[BEGIN]
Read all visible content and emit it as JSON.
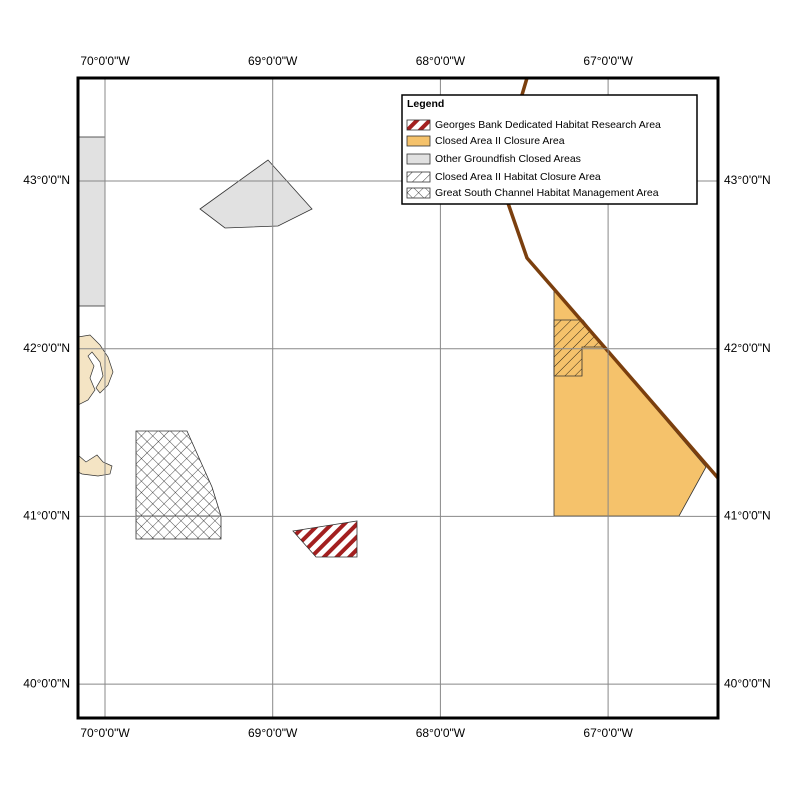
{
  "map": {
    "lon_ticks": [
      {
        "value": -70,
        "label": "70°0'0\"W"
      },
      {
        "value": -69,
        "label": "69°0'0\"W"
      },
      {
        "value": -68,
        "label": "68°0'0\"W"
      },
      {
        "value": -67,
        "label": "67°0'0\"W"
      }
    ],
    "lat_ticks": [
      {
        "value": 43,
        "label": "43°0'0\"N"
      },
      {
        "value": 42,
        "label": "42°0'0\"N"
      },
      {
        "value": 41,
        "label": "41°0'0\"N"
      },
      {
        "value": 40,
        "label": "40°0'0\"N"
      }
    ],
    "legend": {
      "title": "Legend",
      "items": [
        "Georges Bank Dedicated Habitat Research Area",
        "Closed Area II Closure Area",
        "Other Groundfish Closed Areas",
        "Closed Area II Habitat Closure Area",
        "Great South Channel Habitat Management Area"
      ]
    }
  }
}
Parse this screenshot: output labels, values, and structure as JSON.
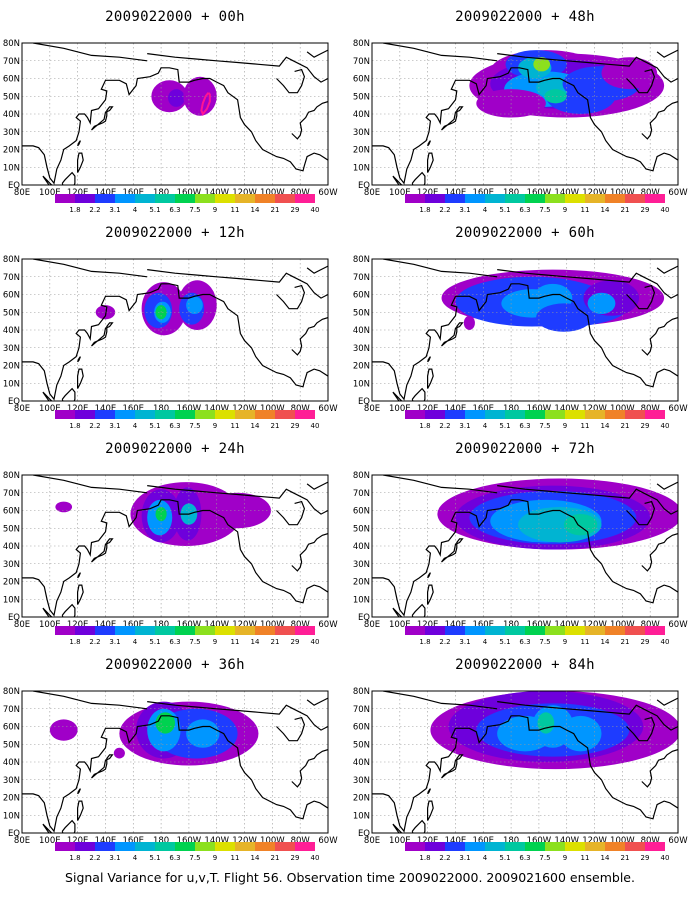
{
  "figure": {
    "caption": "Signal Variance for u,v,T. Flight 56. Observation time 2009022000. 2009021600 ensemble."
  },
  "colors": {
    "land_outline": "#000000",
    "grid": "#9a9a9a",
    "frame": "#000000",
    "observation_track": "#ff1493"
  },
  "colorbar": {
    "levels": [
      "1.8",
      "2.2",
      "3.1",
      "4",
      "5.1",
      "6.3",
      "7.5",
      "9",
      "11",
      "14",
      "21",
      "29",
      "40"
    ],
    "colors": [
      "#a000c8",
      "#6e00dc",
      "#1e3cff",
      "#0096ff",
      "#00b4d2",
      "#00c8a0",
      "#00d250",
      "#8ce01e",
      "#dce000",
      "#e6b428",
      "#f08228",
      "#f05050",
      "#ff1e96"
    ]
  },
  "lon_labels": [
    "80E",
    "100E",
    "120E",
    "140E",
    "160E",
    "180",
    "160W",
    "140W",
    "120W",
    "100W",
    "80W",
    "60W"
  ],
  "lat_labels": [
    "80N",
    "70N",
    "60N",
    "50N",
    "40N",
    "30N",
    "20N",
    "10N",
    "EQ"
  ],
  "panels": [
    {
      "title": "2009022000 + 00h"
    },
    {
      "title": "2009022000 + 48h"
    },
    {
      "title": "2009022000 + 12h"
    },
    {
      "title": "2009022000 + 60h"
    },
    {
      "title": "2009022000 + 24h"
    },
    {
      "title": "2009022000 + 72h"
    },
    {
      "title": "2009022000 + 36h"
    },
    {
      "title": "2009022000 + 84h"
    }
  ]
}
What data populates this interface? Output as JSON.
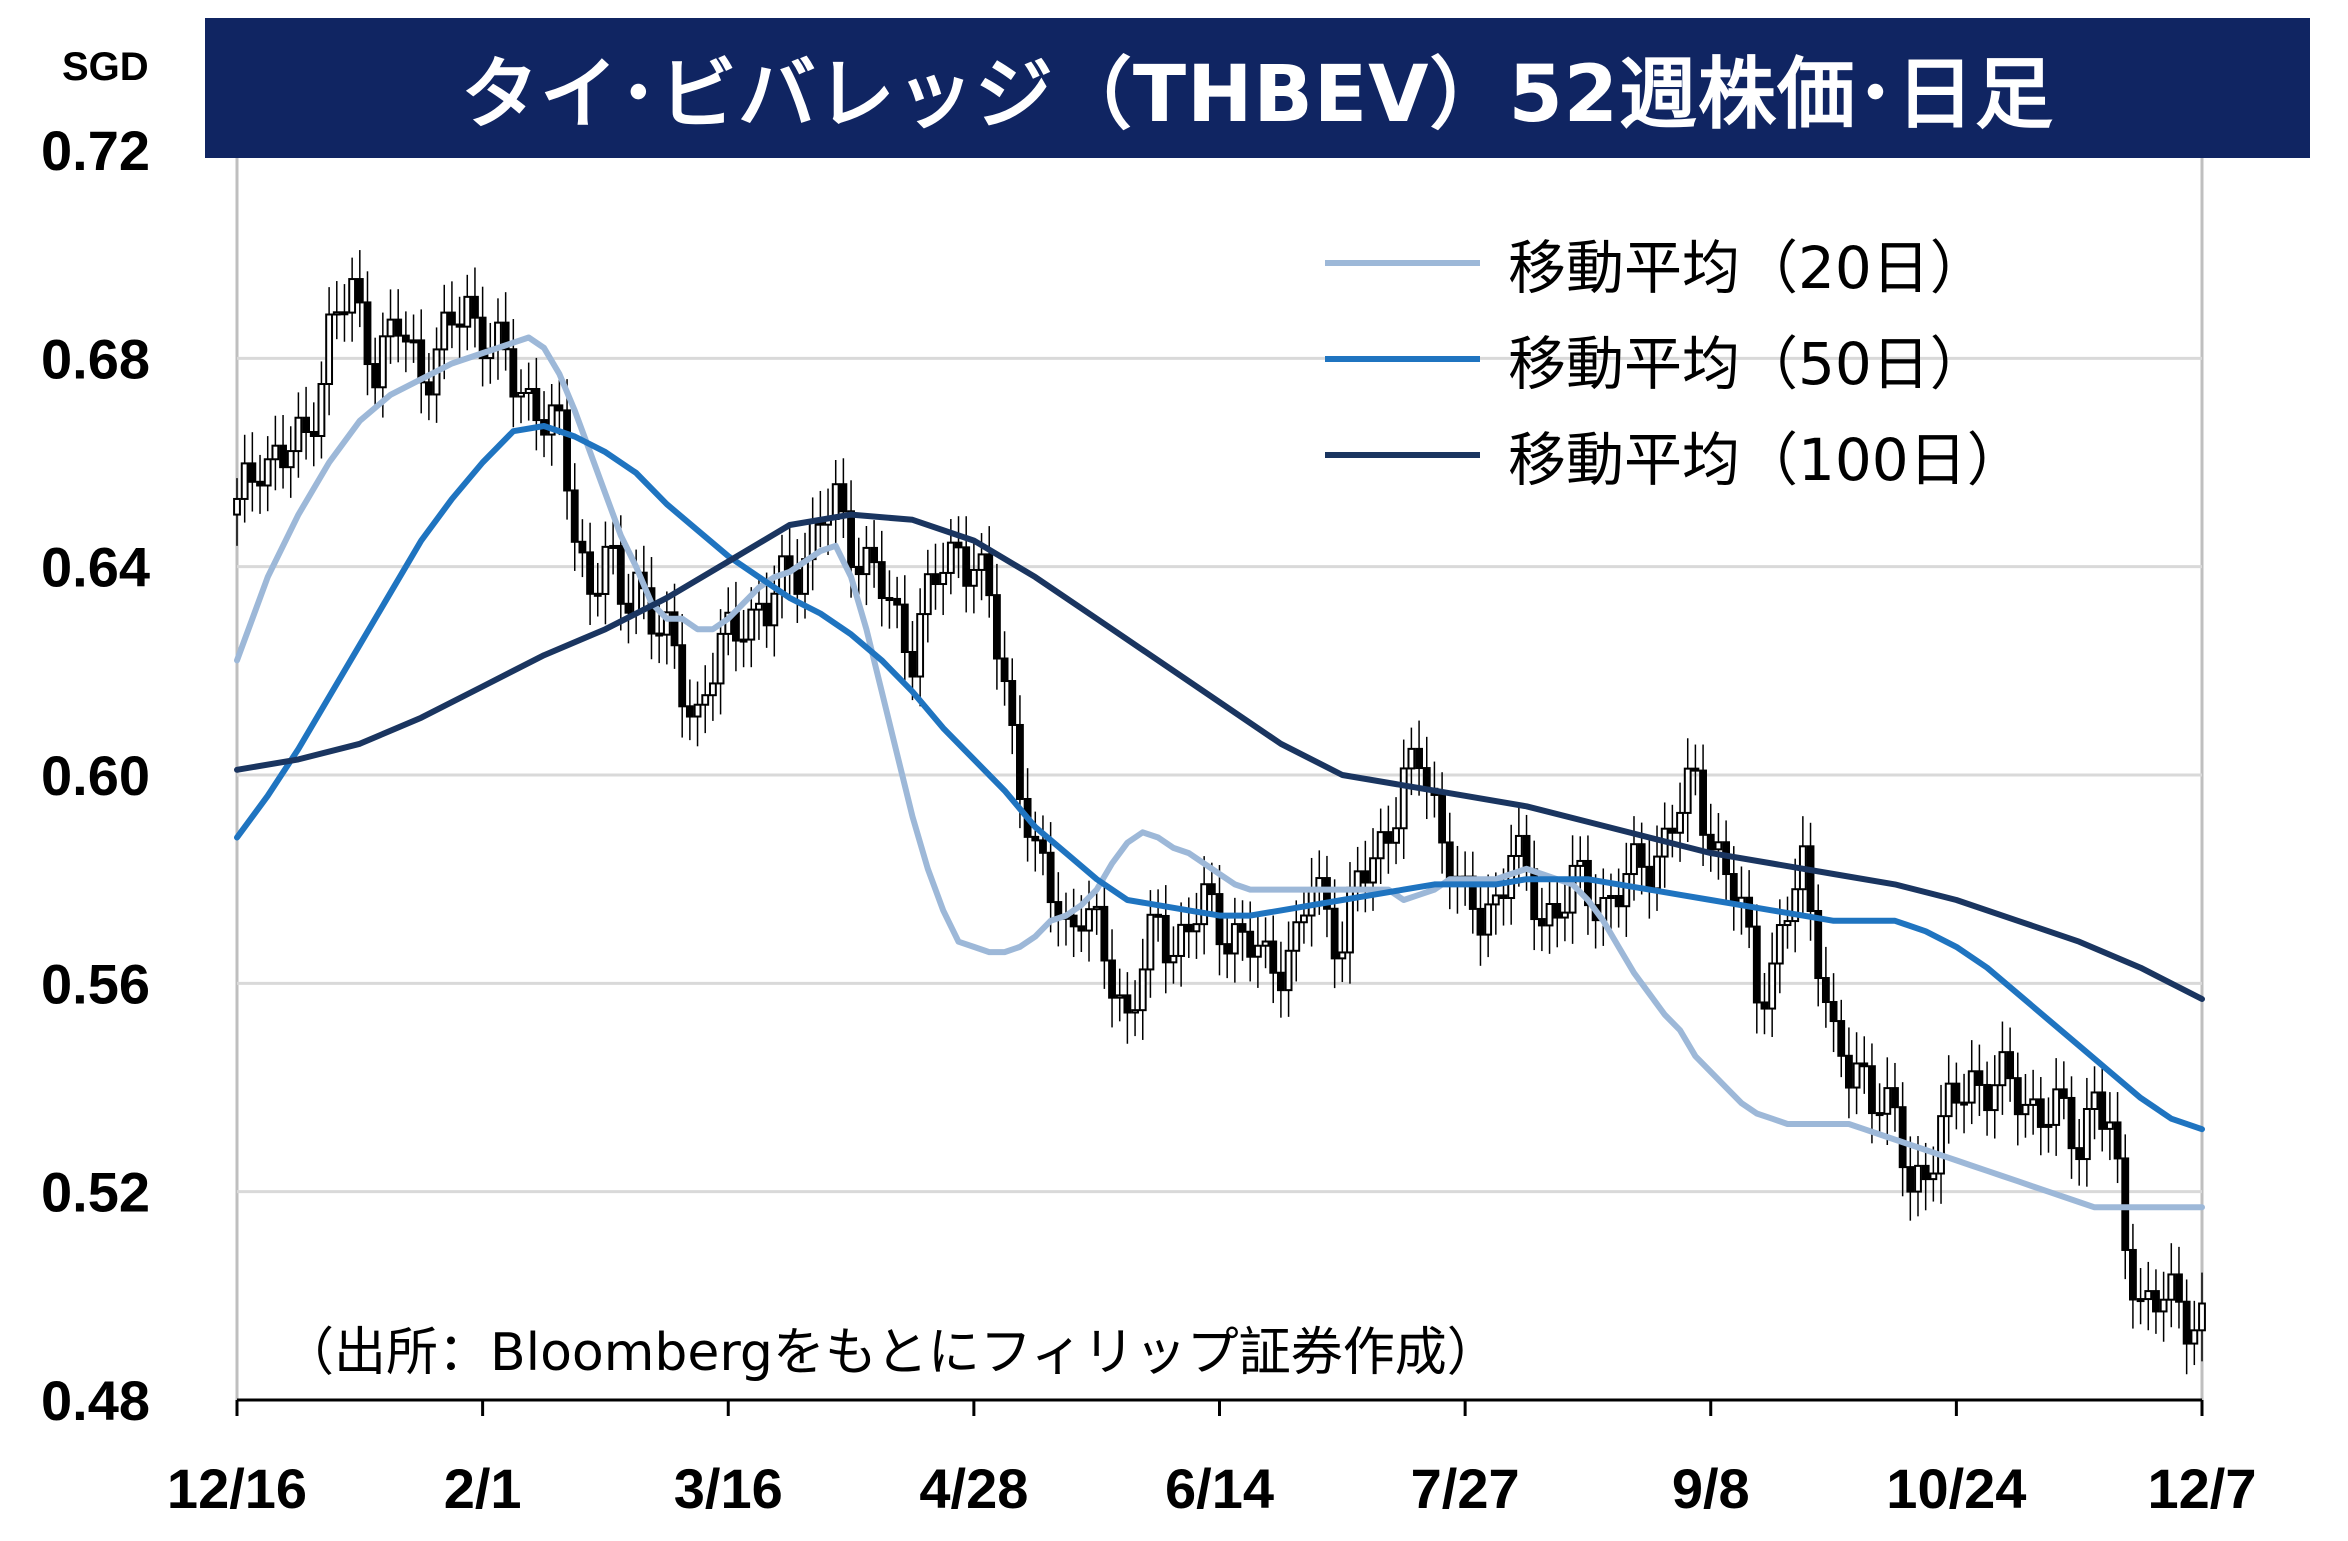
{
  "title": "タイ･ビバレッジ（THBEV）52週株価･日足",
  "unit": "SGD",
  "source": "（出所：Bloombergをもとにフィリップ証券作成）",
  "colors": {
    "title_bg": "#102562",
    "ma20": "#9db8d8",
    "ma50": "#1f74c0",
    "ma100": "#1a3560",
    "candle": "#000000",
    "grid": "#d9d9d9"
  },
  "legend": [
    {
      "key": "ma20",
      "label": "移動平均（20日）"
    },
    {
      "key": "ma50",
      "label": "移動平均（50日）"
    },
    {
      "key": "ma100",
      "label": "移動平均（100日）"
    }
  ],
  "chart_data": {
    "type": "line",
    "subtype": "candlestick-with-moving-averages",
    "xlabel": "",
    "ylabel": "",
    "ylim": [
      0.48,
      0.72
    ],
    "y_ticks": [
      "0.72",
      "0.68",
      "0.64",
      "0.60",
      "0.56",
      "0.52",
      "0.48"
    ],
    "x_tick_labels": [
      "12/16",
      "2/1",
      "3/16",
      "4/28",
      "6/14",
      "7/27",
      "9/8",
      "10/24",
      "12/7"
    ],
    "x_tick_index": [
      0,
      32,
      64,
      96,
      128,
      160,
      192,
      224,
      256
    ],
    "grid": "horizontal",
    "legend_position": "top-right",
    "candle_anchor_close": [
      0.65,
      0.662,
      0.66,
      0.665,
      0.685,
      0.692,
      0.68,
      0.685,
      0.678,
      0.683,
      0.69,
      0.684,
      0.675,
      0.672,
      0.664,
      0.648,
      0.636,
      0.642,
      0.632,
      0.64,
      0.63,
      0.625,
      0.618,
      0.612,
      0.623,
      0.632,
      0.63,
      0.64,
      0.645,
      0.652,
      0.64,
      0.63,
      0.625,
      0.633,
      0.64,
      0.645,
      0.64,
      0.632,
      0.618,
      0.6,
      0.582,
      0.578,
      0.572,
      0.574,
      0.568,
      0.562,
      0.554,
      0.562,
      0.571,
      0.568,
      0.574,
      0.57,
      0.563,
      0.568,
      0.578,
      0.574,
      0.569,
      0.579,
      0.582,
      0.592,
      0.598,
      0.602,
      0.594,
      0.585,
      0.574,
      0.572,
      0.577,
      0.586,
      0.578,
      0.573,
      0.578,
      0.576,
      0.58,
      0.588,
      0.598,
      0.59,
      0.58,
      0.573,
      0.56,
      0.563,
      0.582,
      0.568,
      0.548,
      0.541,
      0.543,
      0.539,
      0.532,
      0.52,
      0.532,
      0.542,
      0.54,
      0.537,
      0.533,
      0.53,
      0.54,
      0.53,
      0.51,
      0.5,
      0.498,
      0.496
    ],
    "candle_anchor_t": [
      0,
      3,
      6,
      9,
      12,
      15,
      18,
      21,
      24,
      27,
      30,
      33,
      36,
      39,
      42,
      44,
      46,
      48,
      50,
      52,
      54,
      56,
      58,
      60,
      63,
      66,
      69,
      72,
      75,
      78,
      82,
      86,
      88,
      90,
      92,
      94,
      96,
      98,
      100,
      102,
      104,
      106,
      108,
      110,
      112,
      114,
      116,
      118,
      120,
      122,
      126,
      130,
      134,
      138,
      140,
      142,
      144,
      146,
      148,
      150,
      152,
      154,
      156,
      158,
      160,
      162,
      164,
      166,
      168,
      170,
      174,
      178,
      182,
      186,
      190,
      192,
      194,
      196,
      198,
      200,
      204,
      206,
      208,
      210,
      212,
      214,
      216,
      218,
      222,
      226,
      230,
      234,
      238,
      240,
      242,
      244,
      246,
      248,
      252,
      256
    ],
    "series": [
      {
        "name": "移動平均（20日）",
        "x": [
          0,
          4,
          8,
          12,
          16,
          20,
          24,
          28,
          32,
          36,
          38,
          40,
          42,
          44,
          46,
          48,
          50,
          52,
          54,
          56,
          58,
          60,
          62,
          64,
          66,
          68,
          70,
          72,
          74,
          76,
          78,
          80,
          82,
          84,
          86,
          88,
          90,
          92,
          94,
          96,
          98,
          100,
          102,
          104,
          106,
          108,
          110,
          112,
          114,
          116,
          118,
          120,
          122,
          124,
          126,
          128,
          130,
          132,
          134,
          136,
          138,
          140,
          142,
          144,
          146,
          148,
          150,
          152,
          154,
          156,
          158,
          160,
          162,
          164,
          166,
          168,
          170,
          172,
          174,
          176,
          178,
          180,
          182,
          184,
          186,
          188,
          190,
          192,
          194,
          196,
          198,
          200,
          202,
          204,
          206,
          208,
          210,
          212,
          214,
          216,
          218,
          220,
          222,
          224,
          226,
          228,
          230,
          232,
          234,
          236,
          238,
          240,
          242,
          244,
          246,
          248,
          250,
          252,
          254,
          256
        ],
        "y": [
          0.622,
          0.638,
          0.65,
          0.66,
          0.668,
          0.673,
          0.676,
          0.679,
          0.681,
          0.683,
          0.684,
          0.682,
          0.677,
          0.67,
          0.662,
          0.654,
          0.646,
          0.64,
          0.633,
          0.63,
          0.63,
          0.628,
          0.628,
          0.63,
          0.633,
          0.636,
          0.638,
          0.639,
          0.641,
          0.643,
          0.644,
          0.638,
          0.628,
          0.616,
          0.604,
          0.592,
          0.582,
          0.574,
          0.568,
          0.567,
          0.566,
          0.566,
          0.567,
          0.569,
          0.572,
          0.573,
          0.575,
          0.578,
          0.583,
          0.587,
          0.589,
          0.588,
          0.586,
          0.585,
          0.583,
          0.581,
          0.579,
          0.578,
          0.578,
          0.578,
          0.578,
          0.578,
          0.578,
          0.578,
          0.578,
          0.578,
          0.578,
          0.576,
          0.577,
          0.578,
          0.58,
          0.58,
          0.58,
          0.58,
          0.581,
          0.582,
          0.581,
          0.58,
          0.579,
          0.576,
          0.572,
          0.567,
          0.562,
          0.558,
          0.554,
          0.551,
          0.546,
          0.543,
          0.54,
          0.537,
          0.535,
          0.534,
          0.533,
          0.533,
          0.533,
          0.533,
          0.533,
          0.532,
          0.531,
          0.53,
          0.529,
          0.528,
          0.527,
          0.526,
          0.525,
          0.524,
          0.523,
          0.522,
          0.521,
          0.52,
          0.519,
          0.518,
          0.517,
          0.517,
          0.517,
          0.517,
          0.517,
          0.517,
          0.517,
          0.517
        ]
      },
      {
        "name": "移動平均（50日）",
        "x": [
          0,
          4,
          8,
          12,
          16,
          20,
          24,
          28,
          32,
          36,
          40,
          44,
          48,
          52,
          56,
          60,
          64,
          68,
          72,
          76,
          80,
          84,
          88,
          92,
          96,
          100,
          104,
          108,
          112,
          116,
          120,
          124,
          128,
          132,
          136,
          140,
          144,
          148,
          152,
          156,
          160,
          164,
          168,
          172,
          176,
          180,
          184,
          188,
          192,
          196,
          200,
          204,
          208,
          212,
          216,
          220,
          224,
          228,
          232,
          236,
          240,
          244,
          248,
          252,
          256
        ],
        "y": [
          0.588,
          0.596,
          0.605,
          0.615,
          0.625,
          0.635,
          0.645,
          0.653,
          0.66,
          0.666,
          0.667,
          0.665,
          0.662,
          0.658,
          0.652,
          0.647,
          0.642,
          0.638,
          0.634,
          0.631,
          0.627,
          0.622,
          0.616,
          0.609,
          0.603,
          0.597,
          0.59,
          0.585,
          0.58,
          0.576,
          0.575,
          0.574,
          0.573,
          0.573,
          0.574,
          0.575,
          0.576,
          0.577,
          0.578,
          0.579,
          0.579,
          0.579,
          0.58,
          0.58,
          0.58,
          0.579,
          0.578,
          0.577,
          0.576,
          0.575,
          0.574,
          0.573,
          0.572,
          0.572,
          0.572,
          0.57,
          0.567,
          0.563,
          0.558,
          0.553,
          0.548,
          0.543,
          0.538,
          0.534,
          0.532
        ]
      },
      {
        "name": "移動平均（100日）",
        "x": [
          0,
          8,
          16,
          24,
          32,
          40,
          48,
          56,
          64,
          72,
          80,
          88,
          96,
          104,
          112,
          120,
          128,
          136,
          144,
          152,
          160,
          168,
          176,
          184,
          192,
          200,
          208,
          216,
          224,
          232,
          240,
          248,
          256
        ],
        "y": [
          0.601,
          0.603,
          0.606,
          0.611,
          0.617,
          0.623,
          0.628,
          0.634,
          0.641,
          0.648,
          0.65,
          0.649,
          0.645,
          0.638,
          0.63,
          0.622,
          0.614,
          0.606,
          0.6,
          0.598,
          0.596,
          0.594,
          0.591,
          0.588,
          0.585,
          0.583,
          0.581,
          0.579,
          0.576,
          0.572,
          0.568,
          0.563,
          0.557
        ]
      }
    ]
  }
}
[END]
• DO THIS: Using the material above, state how many lines include the string "name". Answer with a single number.

• COMPLETE RESPONSE: 3